-- WORKING DATA start --
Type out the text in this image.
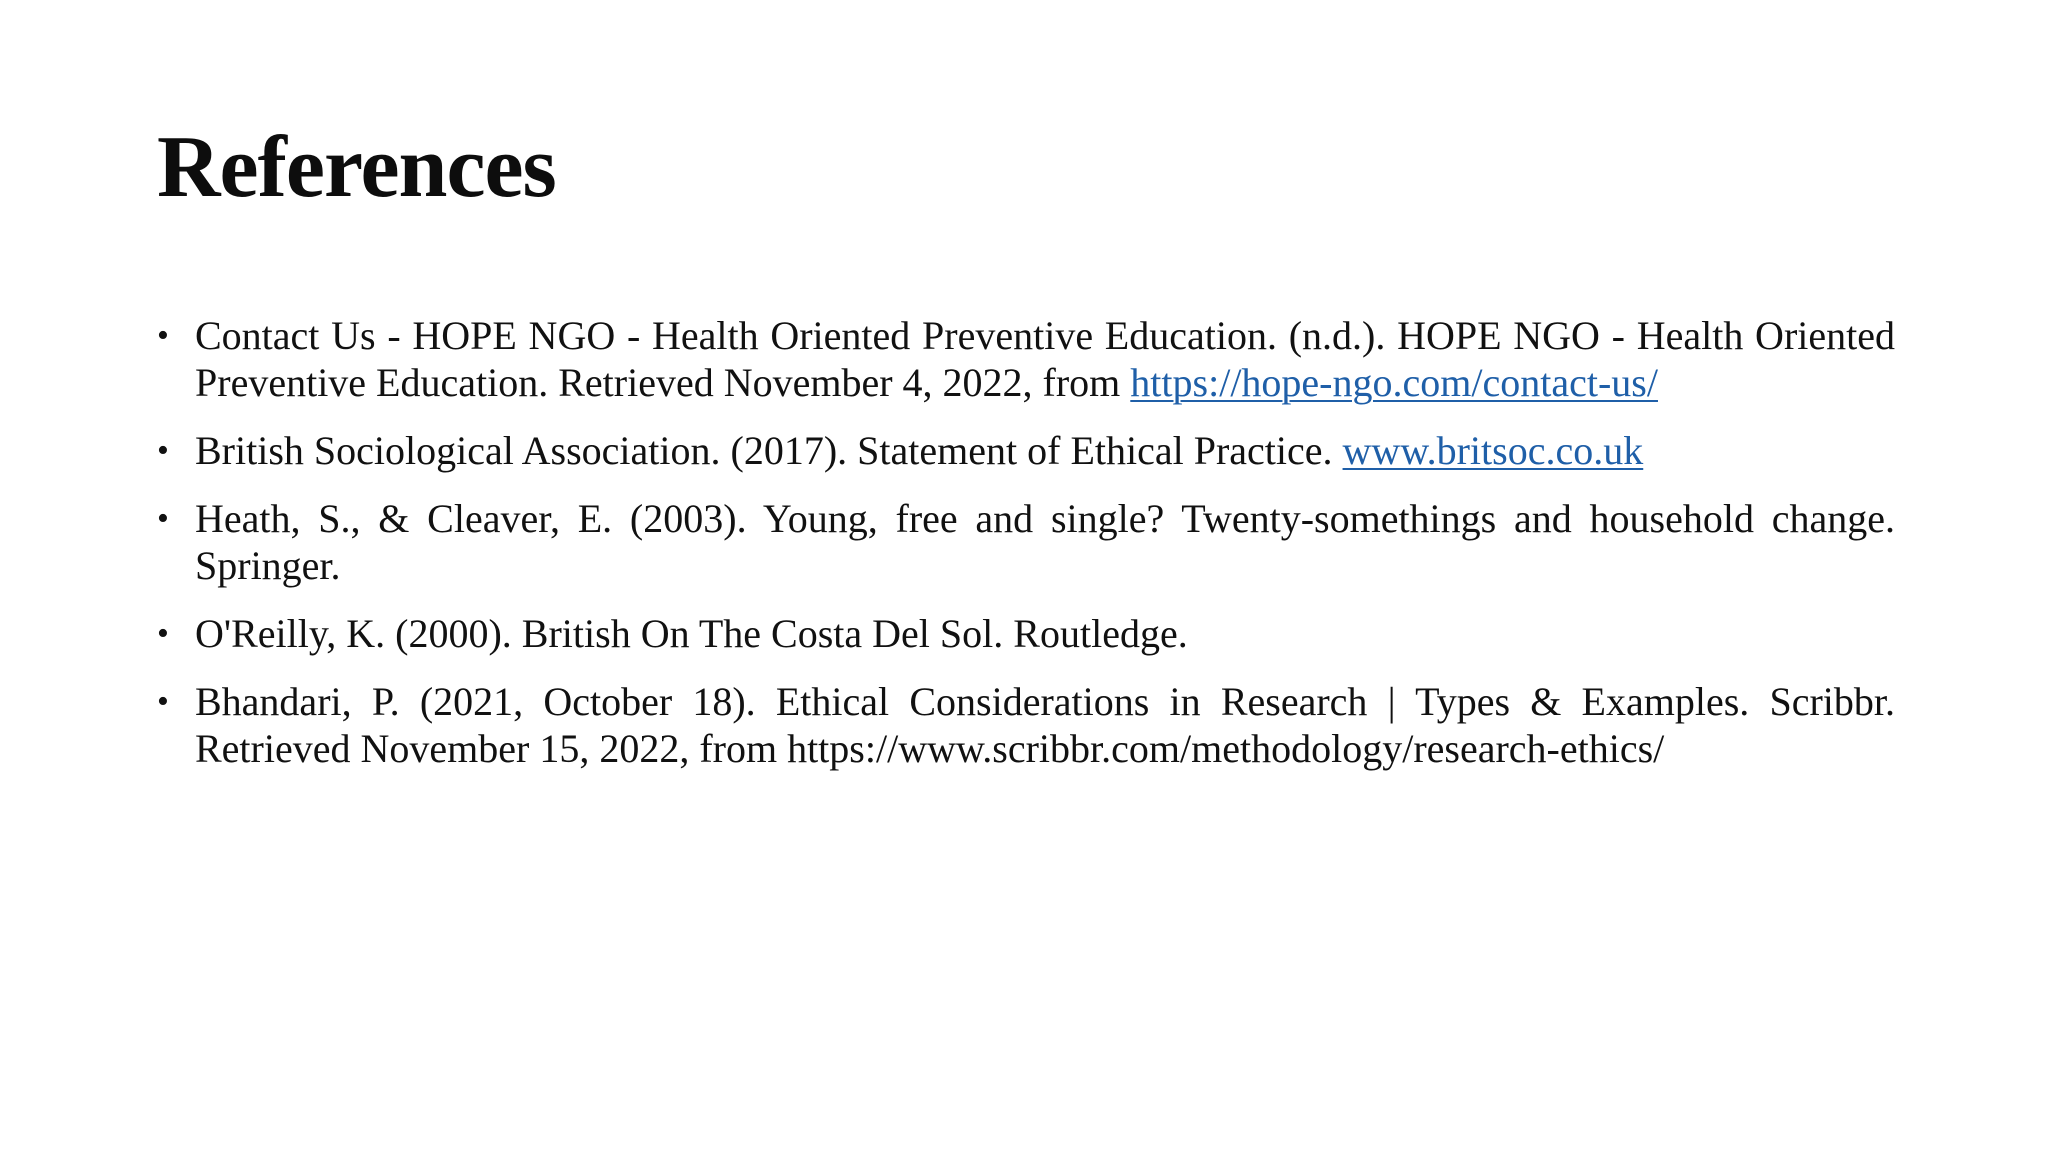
References
• Contact Us - HOPE NGO - Health Oriented Preventive Education. (n.d.). HOPE NGO - Health Oriented Preventive Education. Retrieved November 4, 2022, from https://hope-ngo.com/contact-us/
• British Sociological Association. (2017). Statement of Ethical Practice. www.britsoc.co.uk
• Heath, S., & Cleaver, E. (2003). Young, free and single? Twenty-somethings and household change. Springer.
• O'Reilly, K. (2000). British On The Costa Del Sol. Routledge.
• Bhandari, P. (2021, October 18). Ethical Considerations in Research | Types & Examples. Scribbr. Retrieved November 15, 2022, from https://www.scribbr.com/methodology/research-ethics/
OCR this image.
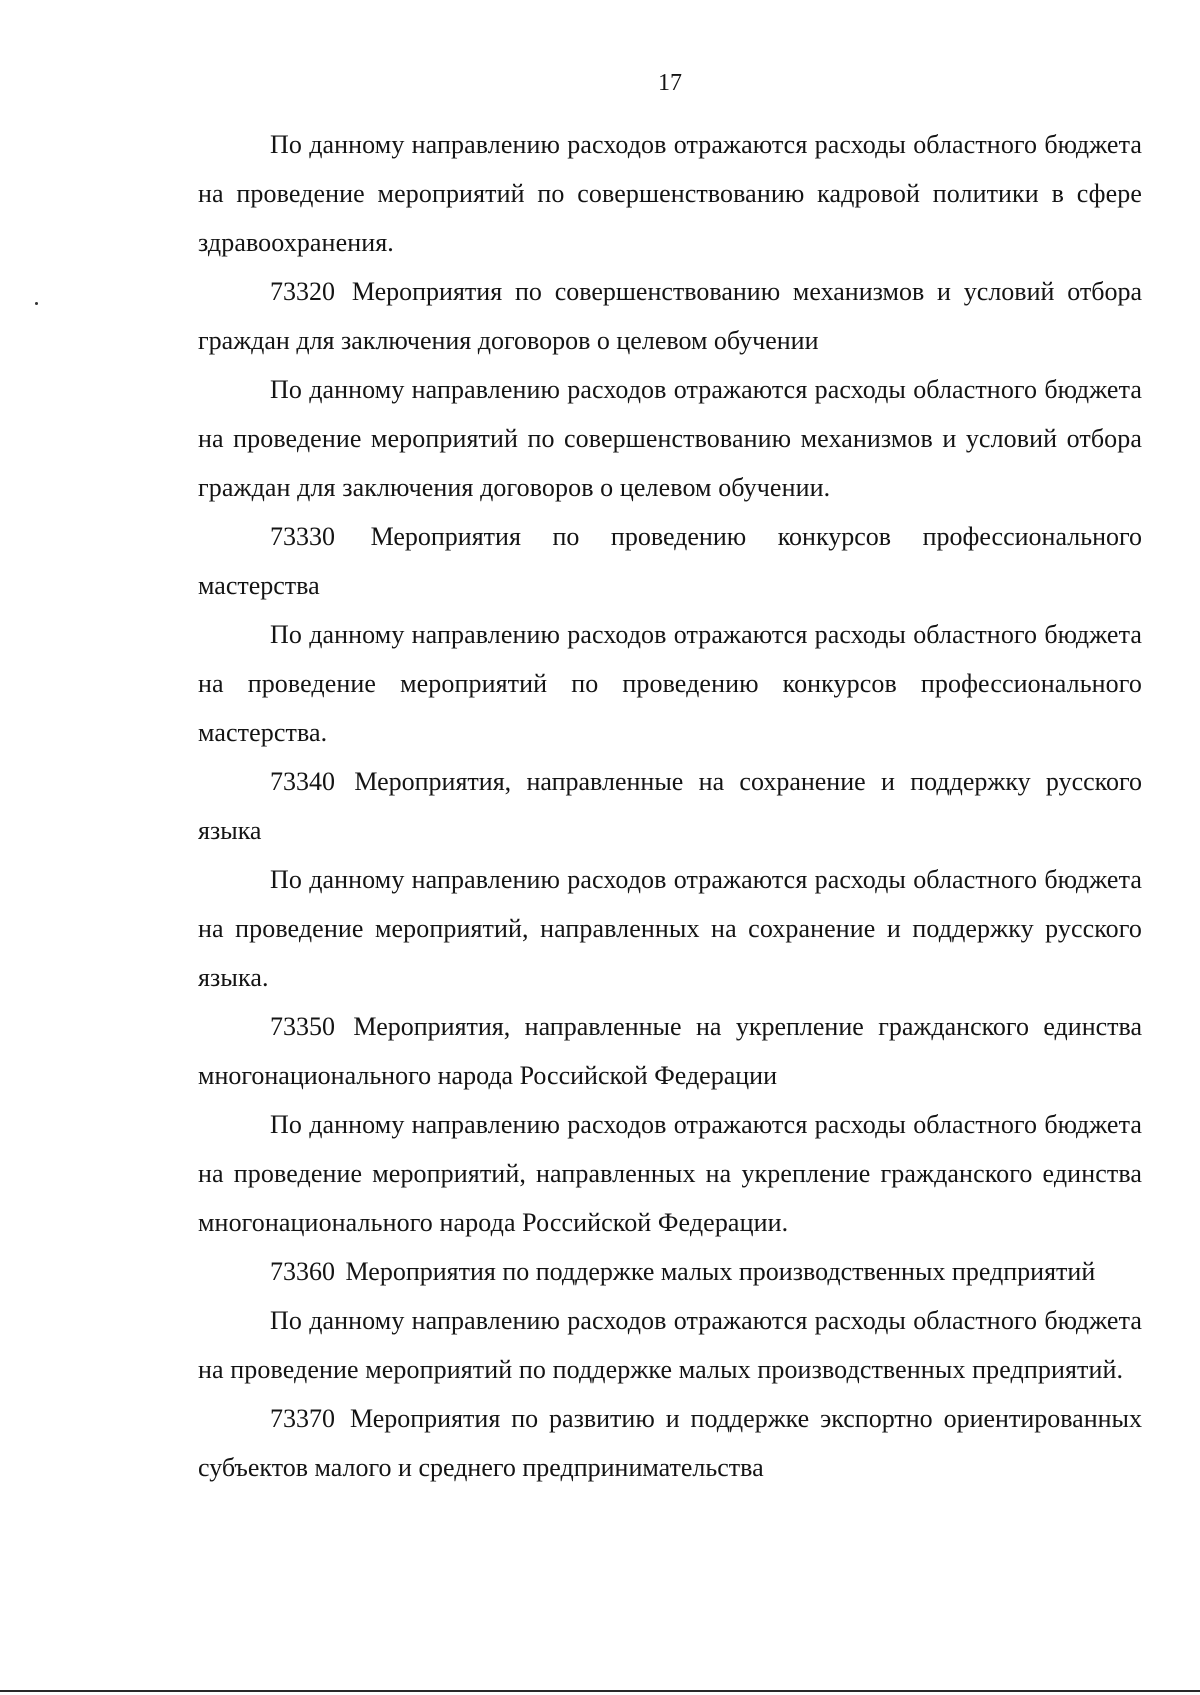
17

По данному направлению расходов отражаются расходы областного бюджета на проведение мероприятий по совершенствованию кадровой политики в сфере здравоохранения.

73320 Мероприятия по совершенствованию механизмов и условий отбора граждан для заключения договоров о целевом обучении

По данному направлению расходов отражаются расходы областного бюджета на проведение мероприятий по совершенствованию механизмов и условий отбора граждан для заключения договоров о целевом обучении.

73330 Мероприятия по проведению конкурсов профессионального мастерства

По данному направлению расходов отражаются расходы областного бюджета на проведение мероприятий по проведению конкурсов профессионального мастерства.

73340 Мероприятия, направленные на сохранение и поддержку русского языка

По данному направлению расходов отражаются расходы областного бюджета на проведение мероприятий, направленных на сохранение и поддержку русского языка.

73350 Мероприятия, направленные на укрепление гражданского единства многонационального народа Российской Федерации

По данному направлению расходов отражаются расходы областного бюджета на проведение мероприятий, направленных на укрепление гражданского единства многонационального народа Российской Федерации.

73360 Мероприятия по поддержке малых производственных предприятий

По данному направлению расходов отражаются расходы областного бюджета на проведение мероприятий по поддержке малых производственных предприятий.

73370 Мероприятия по развитию и поддержке экспортно ориентированных субъектов малого и среднего предпринимательства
-- WORKING DATA end --
■ EXERCISE DIRECTIONS ■
List all lines from the entries that include the word "обучении".

■ RESPONSE ■
73320 Мероприятия по совершенствованию механизмов и условий отбора граждан для заключения договоров о целевом обучении
По данному направлению расходов отражаются расходы областного бюджета на проведение мероприятий по совершенствованию механизмов и условий отбора граждан для заключения договоров о целевом обучении.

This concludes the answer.